--- BEGIN RECORD EXTRACTS ---

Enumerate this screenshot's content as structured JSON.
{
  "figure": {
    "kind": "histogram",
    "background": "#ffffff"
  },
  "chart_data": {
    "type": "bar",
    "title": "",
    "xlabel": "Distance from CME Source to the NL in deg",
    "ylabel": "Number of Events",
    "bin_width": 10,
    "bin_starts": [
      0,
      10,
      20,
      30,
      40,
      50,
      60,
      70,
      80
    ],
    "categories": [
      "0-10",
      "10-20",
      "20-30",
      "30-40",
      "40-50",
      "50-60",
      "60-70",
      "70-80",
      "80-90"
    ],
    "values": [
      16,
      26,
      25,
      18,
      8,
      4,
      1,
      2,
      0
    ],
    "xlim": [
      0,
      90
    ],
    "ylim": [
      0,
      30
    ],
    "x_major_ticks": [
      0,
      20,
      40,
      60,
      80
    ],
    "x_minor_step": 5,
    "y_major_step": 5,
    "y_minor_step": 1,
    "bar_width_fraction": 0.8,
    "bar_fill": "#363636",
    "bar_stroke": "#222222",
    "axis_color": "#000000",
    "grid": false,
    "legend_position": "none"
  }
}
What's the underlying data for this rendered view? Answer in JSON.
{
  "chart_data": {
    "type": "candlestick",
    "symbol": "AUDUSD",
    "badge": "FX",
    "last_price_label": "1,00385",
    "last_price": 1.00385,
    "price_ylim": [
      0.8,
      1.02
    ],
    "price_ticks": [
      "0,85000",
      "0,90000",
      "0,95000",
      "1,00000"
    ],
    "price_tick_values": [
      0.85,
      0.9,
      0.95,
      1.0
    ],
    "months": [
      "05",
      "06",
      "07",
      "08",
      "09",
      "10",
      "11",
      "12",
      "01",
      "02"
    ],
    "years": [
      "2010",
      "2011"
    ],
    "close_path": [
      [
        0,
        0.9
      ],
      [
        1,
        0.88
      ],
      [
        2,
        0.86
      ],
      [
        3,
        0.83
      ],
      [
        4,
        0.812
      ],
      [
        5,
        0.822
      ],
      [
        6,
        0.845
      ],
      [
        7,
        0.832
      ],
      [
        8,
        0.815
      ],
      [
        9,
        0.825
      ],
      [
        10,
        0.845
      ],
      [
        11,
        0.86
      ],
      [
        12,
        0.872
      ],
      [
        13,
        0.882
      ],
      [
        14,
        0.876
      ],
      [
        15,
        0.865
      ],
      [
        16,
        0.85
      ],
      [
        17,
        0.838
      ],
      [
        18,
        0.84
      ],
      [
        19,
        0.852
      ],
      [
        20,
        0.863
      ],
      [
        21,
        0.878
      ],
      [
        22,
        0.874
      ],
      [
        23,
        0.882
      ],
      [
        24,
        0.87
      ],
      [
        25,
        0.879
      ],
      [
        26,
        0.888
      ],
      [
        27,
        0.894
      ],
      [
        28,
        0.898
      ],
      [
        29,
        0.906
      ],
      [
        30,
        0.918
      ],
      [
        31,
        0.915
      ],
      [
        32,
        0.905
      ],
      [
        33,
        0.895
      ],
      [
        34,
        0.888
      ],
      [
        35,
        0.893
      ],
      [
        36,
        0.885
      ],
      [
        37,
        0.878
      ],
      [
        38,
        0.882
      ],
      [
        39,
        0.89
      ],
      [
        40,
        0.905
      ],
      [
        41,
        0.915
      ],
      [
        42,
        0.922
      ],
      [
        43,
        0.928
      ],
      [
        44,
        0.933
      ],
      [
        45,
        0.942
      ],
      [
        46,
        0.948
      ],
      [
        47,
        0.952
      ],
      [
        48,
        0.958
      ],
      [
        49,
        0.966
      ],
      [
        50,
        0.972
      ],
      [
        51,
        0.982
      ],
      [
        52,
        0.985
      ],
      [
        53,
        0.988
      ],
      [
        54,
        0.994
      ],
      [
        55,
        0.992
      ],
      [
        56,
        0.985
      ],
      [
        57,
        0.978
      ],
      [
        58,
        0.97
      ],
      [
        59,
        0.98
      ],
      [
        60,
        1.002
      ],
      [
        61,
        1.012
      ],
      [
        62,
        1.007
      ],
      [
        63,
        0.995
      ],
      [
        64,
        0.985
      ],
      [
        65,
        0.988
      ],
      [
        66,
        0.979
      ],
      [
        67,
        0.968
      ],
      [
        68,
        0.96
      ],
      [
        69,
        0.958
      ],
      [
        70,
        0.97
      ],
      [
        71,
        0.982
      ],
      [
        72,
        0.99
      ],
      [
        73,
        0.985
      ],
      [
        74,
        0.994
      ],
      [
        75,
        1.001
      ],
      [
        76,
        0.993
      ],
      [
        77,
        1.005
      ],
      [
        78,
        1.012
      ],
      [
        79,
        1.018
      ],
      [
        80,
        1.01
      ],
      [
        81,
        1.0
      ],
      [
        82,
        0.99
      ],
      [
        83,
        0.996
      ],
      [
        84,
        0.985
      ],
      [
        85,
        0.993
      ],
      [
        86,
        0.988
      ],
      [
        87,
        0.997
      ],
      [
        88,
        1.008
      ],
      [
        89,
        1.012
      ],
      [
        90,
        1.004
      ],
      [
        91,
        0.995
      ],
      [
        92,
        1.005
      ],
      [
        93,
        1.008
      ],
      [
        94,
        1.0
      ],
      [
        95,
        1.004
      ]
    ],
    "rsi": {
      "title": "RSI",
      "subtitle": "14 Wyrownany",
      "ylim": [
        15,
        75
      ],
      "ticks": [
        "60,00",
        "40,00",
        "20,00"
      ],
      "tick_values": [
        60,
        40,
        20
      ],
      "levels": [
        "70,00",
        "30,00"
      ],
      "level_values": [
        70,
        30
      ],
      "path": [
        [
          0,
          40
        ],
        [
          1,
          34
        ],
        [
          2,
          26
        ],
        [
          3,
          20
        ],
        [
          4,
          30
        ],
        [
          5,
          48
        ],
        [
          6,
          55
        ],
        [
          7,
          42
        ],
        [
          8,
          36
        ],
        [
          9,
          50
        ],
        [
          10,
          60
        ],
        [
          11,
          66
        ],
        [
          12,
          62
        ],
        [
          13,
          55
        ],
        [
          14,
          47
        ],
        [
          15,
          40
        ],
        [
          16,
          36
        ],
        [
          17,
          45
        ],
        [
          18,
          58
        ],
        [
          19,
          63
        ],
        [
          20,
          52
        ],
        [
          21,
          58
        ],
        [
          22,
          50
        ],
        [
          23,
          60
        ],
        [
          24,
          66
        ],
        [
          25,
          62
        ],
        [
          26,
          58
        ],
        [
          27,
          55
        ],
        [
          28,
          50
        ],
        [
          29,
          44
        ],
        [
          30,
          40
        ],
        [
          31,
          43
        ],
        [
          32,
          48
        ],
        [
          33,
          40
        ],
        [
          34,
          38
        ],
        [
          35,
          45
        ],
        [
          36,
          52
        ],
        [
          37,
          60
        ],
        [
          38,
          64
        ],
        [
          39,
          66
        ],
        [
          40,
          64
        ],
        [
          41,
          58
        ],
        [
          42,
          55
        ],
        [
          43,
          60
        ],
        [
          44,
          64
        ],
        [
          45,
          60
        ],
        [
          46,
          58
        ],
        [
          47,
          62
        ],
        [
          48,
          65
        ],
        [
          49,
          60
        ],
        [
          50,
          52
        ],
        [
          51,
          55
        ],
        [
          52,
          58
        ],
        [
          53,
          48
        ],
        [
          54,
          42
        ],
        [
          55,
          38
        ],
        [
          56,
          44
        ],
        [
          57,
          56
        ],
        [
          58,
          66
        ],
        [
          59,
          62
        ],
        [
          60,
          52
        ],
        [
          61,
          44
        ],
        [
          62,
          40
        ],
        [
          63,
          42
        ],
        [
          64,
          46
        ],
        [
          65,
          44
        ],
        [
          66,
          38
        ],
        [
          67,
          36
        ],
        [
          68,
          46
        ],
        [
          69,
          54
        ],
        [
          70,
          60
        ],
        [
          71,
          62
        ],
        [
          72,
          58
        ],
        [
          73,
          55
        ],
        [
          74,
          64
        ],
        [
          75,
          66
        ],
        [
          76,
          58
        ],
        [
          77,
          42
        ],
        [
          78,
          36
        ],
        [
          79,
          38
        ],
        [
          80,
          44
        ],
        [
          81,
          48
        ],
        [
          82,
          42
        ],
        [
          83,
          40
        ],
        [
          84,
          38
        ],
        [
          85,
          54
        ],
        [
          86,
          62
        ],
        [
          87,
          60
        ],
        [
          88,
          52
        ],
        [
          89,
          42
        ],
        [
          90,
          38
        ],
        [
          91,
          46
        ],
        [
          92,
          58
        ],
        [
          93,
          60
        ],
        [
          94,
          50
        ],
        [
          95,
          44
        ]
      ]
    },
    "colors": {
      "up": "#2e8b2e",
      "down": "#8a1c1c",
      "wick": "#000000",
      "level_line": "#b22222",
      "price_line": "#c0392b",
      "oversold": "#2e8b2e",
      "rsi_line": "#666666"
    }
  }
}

--- END RECORD EXTRACTS ---

* [OBJECTIVE] Determine how many of the lines above hold the word "JSON", and output that number by itself.

* [COMPLETED EXERCISE] 2